§ **GIVEN PROBLEM**:
The line containing "Read this page and output its text content." marks the start; extract exactly from it through the last line of the entries, and omit any pictures.

-------- SUPPLIED MATERIAL

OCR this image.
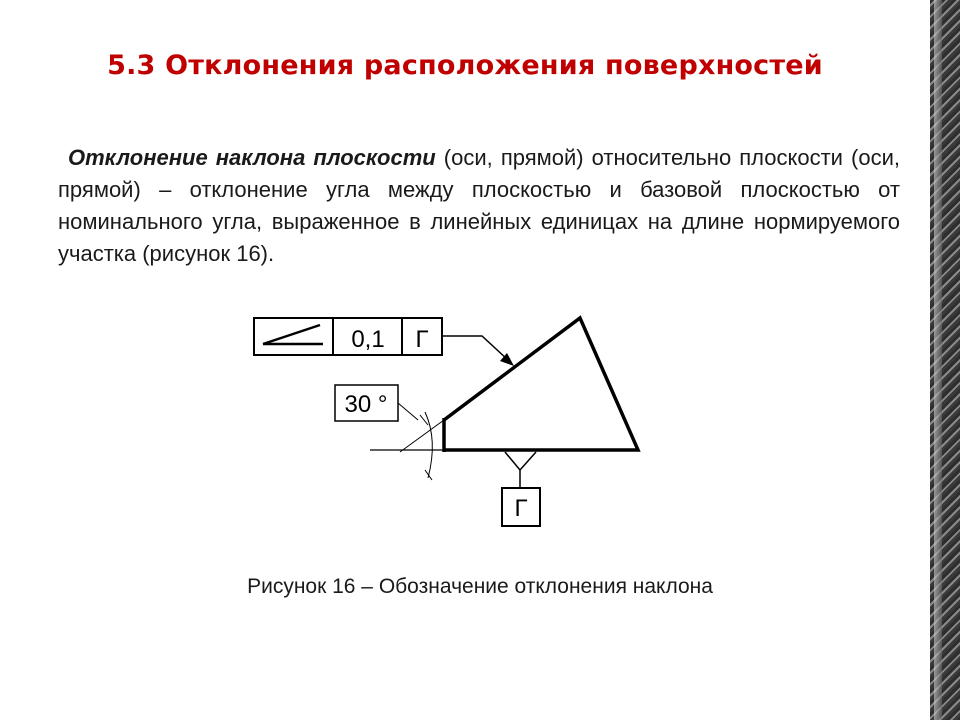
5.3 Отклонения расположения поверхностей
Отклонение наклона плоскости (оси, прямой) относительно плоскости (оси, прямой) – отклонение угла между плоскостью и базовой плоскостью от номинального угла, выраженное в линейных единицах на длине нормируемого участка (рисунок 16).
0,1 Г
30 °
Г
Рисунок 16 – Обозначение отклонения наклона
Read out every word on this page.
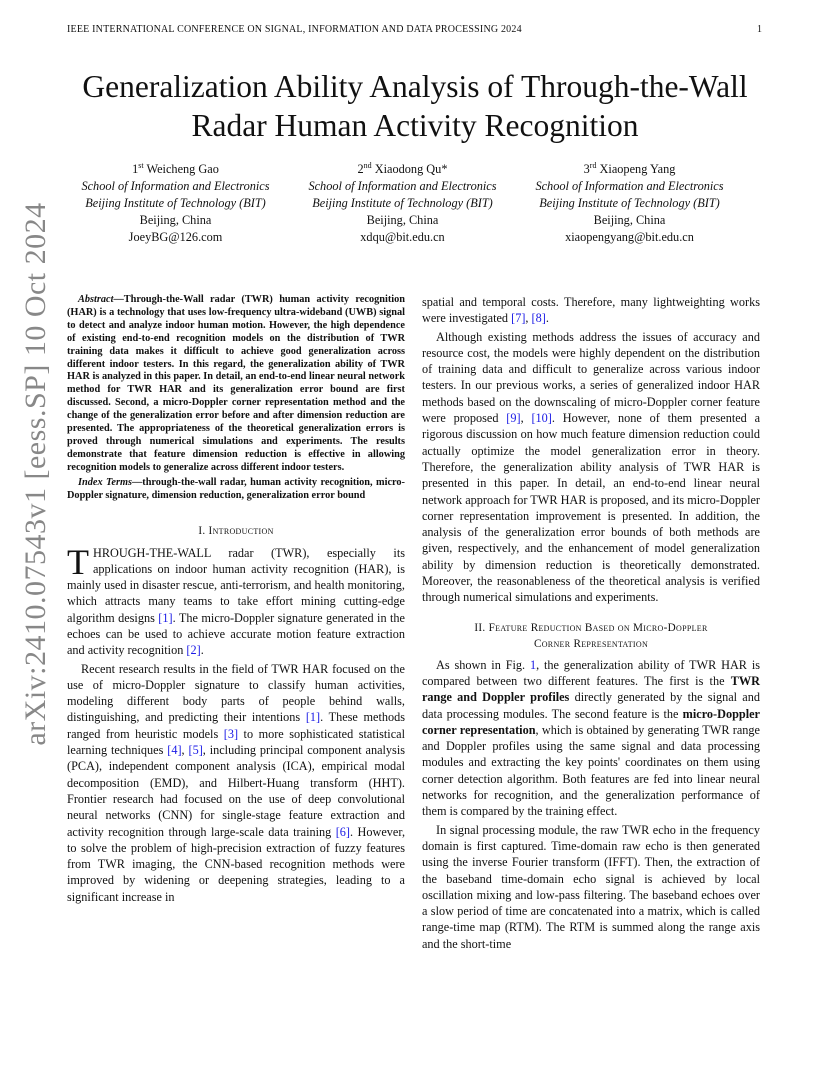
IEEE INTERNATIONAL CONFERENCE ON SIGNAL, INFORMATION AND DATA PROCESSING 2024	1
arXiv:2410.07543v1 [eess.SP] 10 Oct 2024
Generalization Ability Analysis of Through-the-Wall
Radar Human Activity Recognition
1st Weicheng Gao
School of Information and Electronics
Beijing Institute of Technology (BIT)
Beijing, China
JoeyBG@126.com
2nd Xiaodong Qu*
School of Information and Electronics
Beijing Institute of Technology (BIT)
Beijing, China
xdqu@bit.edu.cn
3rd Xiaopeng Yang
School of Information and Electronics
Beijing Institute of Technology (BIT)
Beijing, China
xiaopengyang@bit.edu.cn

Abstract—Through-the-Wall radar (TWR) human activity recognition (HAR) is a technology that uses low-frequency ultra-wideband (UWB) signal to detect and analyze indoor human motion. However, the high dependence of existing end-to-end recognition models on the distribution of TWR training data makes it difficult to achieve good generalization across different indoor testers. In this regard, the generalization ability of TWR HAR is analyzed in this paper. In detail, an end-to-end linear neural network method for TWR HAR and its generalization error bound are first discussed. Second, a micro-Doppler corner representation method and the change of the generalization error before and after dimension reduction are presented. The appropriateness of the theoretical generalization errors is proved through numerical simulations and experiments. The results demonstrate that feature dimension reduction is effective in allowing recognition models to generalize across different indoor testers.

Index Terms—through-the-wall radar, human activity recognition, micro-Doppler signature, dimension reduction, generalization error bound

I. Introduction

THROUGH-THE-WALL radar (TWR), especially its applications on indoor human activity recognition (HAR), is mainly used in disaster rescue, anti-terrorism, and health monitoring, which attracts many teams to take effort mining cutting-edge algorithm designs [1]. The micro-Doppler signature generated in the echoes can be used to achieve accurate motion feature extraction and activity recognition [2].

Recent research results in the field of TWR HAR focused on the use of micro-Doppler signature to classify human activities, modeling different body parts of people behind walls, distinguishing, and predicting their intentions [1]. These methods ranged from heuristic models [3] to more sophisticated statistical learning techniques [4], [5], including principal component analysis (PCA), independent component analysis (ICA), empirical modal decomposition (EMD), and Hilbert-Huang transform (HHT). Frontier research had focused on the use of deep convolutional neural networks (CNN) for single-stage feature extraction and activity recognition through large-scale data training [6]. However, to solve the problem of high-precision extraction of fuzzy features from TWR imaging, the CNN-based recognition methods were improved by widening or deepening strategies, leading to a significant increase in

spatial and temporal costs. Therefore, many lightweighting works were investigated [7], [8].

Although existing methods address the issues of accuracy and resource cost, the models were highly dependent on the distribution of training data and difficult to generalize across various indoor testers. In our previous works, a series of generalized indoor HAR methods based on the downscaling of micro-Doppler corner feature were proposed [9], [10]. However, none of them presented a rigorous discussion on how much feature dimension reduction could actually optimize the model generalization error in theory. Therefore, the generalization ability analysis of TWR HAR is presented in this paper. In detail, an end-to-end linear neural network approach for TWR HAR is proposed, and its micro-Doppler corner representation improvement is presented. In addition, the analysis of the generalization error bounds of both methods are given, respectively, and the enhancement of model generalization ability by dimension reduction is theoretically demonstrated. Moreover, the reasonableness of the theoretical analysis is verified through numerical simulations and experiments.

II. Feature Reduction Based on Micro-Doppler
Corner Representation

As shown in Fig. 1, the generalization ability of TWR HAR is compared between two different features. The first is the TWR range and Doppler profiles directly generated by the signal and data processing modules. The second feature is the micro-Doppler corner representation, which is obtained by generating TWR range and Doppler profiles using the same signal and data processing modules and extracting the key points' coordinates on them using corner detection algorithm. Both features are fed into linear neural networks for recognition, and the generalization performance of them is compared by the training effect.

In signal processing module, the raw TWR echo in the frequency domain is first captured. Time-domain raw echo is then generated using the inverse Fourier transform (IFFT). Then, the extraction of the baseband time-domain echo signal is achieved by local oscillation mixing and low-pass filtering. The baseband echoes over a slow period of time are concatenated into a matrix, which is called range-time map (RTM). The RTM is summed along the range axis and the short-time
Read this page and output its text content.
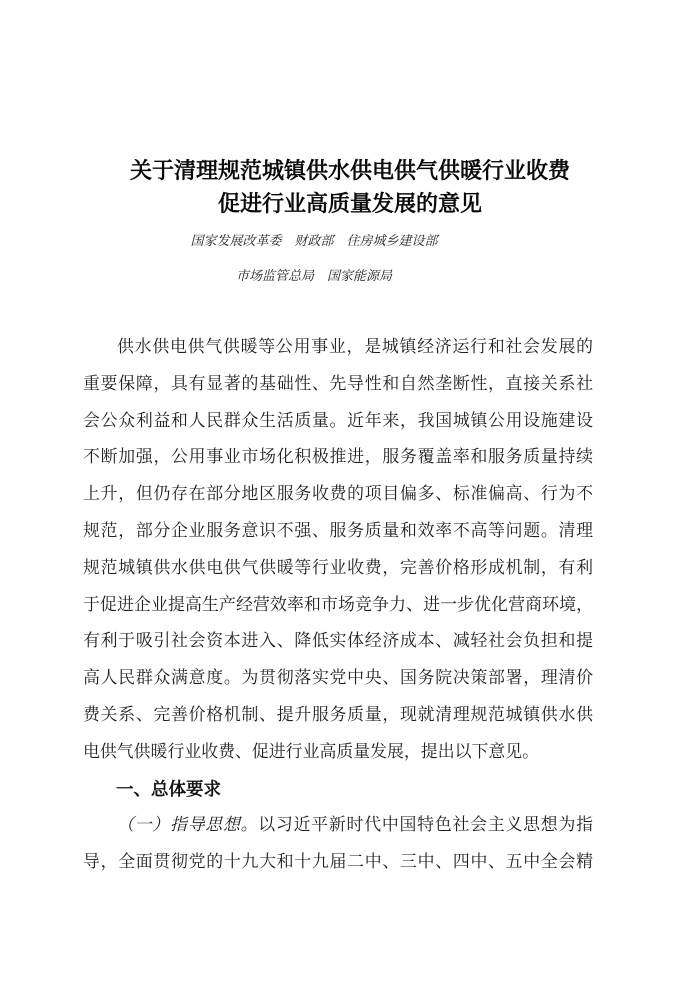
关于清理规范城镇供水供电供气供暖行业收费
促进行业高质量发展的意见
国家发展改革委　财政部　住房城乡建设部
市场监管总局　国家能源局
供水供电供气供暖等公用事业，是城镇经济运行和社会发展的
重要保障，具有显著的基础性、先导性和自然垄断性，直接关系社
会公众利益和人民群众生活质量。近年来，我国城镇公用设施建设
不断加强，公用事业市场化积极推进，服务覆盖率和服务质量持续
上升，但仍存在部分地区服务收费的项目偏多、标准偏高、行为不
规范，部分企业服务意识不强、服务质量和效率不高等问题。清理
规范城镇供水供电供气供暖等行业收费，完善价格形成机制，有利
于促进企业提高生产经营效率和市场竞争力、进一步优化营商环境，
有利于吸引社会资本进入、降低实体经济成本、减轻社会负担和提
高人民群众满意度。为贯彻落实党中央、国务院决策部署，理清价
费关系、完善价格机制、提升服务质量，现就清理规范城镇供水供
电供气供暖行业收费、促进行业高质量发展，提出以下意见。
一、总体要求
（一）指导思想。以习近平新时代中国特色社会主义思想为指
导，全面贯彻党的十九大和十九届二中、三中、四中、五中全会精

----------------

§ **WORKED ANSWER**:
Read this page and output its text content.
关于清理规范城镇供水供电供气供暖行业收费
促进行业高质量发展的意见
国家发展改革委　财政部　住房城乡建设部
市场监管总局　国家能源局
供水供电供气供暖等公用事业，是城镇经济运行和社会发展的
重要保障，具有显著的基础性、先导性和自然垄断性，直接关系社
会公众利益和人民群众生活质量。近年来，我国城镇公用设施建设
不断加强，公用事业市场化积极推进，服务覆盖率和服务质量持续
上升，但仍存在部分地区服务收费的项目偏多、标准偏高、行为不
规范，部分企业服务意识不强、服务质量和效率不高等问题。清理
规范城镇供水供电供气供暖等行业收费，完善价格形成机制，有利
于促进企业提高生产经营效率和市场竞争力、进一步优化营商环境，
有利于吸引社会资本进入、降低实体经济成本、减轻社会负担和提
高人民群众满意度。为贯彻落实党中央、国务院决策部署，理清价
费关系、完善价格机制、提升服务质量，现就清理规范城镇供水供
电供气供暖行业收费、促进行业高质量发展，提出以下意见。
一、总体要求
（一）指导思想。以习近平新时代中国特色社会主义思想为指
导，全面贯彻党的十九大和十九届二中、三中、四中、五中全会精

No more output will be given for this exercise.